Figure collection entries:
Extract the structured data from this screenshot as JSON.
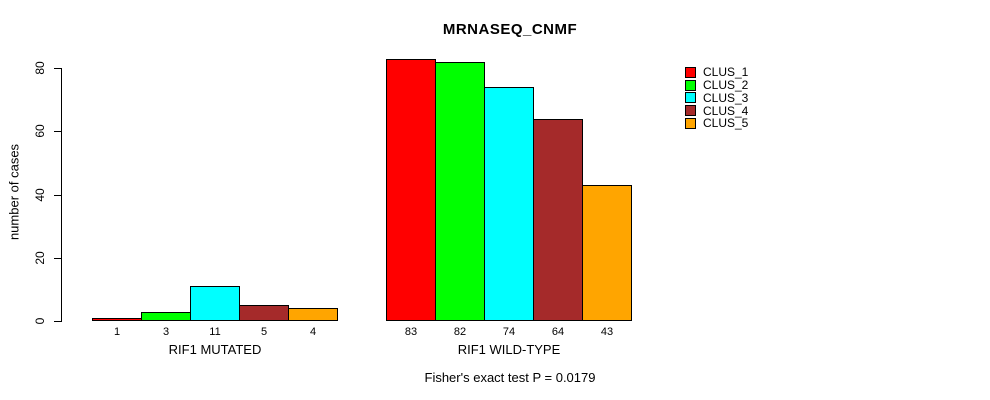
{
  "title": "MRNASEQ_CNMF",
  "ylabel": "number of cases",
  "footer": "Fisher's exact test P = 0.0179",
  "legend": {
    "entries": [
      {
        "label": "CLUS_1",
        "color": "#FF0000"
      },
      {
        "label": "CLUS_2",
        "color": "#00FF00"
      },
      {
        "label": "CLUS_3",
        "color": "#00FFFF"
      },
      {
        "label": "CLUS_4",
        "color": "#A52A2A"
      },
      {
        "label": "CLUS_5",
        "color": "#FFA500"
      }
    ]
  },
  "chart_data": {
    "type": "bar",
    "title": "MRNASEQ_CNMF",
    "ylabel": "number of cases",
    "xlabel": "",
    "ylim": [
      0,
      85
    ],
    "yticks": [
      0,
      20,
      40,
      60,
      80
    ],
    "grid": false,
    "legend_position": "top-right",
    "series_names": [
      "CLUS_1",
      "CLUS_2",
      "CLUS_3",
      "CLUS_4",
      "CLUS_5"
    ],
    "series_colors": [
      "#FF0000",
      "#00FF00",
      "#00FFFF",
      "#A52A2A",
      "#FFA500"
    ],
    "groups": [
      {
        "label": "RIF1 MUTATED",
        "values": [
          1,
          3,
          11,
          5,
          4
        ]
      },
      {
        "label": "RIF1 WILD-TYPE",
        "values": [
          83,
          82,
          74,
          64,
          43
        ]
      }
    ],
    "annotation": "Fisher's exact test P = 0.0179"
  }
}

§ Task goal: Reproduce the records above word for word, without the images.

§ Your solution:
Extract the structured data from this screenshot as JSON.
{
  "title": "MRNASEQ_CNMF",
  "ylabel": "number of cases",
  "footer": "Fisher's exact test P = 0.0179",
  "legend": {
    "entries": [
      {
        "label": "CLUS_1",
        "color": "#FF0000"
      },
      {
        "label": "CLUS_2",
        "color": "#00FF00"
      },
      {
        "label": "CLUS_3",
        "color": "#00FFFF"
      },
      {
        "label": "CLUS_4",
        "color": "#A52A2A"
      },
      {
        "label": "CLUS_5",
        "color": "#FFA500"
      }
    ]
  },
  "chart_data": {
    "type": "bar",
    "title": "MRNASEQ_CNMF",
    "ylabel": "number of cases",
    "xlabel": "",
    "ylim": [
      0,
      85
    ],
    "yticks": [
      0,
      20,
      40,
      60,
      80
    ],
    "grid": false,
    "legend_position": "top-right",
    "series_names": [
      "CLUS_1",
      "CLUS_2",
      "CLUS_3",
      "CLUS_4",
      "CLUS_5"
    ],
    "series_colors": [
      "#FF0000",
      "#00FF00",
      "#00FFFF",
      "#A52A2A",
      "#FFA500"
    ],
    "groups": [
      {
        "label": "RIF1 MUTATED",
        "values": [
          1,
          3,
          11,
          5,
          4
        ]
      },
      {
        "label": "RIF1 WILD-TYPE",
        "values": [
          83,
          82,
          74,
          64,
          43
        ]
      }
    ],
    "annotation": "Fisher's exact test P = 0.0179"
  }
}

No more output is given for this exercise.